## SET PROBLEM 1
Sum up the passage on forms of recognition in research ethics in two sentences.
## SET PROBLEM 2
Carry on the passage on forms of recognition in research ethics from the point where it stops.

Operationalising this form of recognition aligns with practising relational ethics (see Truscott et al., 2019). Unlike procedural ethics, which relies on set rules, relational ethics situates ethical action within the context of human interdependence. Specifically, “relational ethics positions research ethics as an on-going social practice, with emphasis placed upon mutual respect, engagement, embodied knowledge, attention to the interdependent environment and uncertainty” (Truscott et al., 2019: 24). Fisher (1999) describes relational ethics as a ‘justice-care’ perspective, highlighting that individuals cannot truly respect others (justice) without recognising their unique vulnerabilities and relational needs (care). Accordingly, for researchers working with undocumented children and youth specifically, ethics must be expressed as a “reflexive and relational space of intersubjectivity” (Meloni et al., 2015: 106). This expression of ethics as reflexive and relational is demonstrated through the acknowledgement of each child participant as an active agent within a wider context of dependency and interdependence.
Hence, care directly counters instrumental and extractivist approaches by affirming the participant’s intrinsic worth through supportive engagement (Spyrou, 2024). This dimension addresses the critique of ‘helicopter research’ mentioned in Section A by demanding sustained, empathetic engagement rather than mere data extraction (see Thomas and O’Kane, 1998). As Honneth (1995: 107) suggests, this form of recognition creates a “double process” where the other is affirmed in their independence yet remains supported. This creates the ‘felt assurance’ Honneth describes – not as a demand for intimacy, but as a professional ethical obligation to create a safe, supportive environment where participants, specifically undocumented migrant children, feel valued. Such supportive environment enables trust and recognises the children’s agency and independence within the research encounter. Failure to provide this researcher-driven affirmation constitutes a form of disrespect, treating individuals as less than the “free, intelligent, and self-directing beings” (Holmes, 1993: 147) Kant demands we recognise.
Rights (agency and moral equality)
The second form, ‘rights’, pertains to recognising individuals as legally and morally equal, capable of making justifiable claims and participating in societal will-formation (Honneth and Farrell, 1997; van Den Brink and Owen, 2007; Zurn, 2015). For researchers working with vulnerable groups like undocumented migrant children, whose legal rights might be precarious, this form of recognition is paramount. It compels researchers to actively uphold participants’ fundamental entitlements – the right to informed consent, confidentiality, autonomy, and respectful treatment – affirming their status as morally accountable agents, not merely subjects defined by their vulnerability (Brown, 1955). Recognising rights fosters participants’ self-respect and ensures their agency is acknowledged within the research process. This recognition of rights actively counters potential power imbalances often overlooked when the researcher’s positionality is not considered (Kiili et al., 2023). In so doing, there is a resistance to reducing participants (undocumented migrant children) to ‘data’ or numbers inherent in extractivist models (Spyrou, 2024).
Solidarity (shared value and mutual support)
‘Solidarity’, the third form, involves mutual respect and empathy between individuals who value each other’s distinct ways of life within a shared broader perspective (Honneth, 1995). It moves beyond individual rights to emphasise interdependence and shared moral responsibility for others’ well-being (Ter Meulen, 2016). For researchers, fostering solidarity means rejecting ‘othering’ narratives which can stem from unexamined insider/outsider dynamics as discussed in Section A, and actively building connections based on shared humanity. Solidarity encourages research designs that aim for mutual benefit, acknowledge participants’ contributions non-instrumentally, and potentially contribute to the community’s goals. This counters extractive research models discussed in Section B by situating the research within a framework of reciprocal ethical obligation and shared value moving towards an ethics of mutuality and reciprocity (Spyrou, 2024).

[Element placement data]
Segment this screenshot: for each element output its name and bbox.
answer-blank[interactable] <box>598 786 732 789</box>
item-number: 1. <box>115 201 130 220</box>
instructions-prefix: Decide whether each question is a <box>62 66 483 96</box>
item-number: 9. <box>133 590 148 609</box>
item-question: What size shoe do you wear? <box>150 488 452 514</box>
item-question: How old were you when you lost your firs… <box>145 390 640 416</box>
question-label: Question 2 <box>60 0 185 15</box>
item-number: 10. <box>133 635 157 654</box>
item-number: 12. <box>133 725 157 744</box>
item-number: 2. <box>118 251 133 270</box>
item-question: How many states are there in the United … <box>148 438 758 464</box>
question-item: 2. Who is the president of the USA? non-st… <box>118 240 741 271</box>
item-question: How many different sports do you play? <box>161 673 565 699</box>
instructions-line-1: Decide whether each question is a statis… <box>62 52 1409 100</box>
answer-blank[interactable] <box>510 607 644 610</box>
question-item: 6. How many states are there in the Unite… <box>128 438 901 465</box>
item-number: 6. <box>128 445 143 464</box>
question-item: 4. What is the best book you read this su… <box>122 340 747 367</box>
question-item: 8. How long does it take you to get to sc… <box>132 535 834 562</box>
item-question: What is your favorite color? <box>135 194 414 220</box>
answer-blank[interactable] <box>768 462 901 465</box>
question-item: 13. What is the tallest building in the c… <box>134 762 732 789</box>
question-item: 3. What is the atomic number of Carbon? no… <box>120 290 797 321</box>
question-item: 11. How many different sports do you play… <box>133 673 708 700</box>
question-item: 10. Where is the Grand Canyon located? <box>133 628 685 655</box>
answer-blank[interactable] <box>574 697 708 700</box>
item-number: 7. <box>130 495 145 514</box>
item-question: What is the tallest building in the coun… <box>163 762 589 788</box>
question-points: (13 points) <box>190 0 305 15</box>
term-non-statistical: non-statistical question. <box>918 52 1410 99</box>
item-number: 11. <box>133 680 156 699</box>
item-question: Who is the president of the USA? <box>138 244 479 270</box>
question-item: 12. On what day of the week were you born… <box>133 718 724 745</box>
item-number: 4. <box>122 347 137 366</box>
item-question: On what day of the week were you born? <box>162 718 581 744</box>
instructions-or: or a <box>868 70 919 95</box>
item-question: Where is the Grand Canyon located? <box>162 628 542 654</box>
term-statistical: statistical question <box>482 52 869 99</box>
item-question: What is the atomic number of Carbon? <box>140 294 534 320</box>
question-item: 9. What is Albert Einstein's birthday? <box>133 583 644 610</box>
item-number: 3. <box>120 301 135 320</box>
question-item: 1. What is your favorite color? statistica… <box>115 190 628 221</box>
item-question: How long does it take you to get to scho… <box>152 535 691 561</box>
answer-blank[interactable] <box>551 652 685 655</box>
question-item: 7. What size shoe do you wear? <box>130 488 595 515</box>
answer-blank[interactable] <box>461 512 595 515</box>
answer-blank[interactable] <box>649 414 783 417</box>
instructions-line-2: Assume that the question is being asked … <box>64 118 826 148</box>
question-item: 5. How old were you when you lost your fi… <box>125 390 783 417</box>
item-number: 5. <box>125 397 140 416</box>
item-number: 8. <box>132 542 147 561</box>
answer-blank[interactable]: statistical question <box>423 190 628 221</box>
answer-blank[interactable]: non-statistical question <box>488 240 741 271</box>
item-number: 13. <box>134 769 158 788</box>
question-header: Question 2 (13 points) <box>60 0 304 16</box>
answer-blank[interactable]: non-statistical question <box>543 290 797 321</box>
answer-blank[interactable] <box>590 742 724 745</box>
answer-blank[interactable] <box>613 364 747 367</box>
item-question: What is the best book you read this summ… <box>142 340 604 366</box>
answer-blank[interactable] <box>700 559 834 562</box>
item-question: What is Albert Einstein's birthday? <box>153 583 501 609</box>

## EXPECTED OUTPUT 1
The passage links care to relational ethics, which treats research ethics as an ongoing social practice and requires researchers to create a safe, supportive environment where undocumented migrant children feel valued, countering extractivist approaches. It then presents rights, the second form, which compels researchers to uphold participants' entitlements such as informed consent and confidentiality, and solidarity, the third form, which stresses mutual respect and shared moral responsibility and favors research designs that aim for mutual benefit.

## EXPECTED OUTPUT 2
Central to all forms of recognition is acknowledging participant agency, both individual and collective. While individual agency highlights personal capabilities and self-respect (Kirk, 2016), collective agency is often important for vulnerable groups facing systemic barriers. Recognising collective capabilities allows researchers to appreciate how communities formulate shared values and pursue goals, providing arenas for solidarity and social esteem (Evans, 2002). Ethically, researchers must value participants for who they are, recognising both their individual heterogeneity and their collective strengths and actions (Blessed-Sayah, 2023; Unterhalter, 2009; Zurn, 2015), rather than defining them solely by perceived deficits or vulnerabilities.
Translating this theory into practice requires researchers to consciously embody these forms of recognition. This involves: • Embracing care: Fostering supportive relationships and prioritising participant well-being (care). • Upholding rights: Committing to protecting legal and moral entitlements, affirming dignity and agency (rights). • Building solidarity: Recognising interconnectedness and striving for mutually beneficial outcomes (solidarity). This demands critical reflection on one’s positionality and biases, acknowledging how marginalised groups often face systemic denial of recognition as highlighted by the need for deeper engagement with positionality in Section A. It means actively challenging institutional norms or policies that perpetuate marginalisation by seeing participants as collaborators whose life worlds matter.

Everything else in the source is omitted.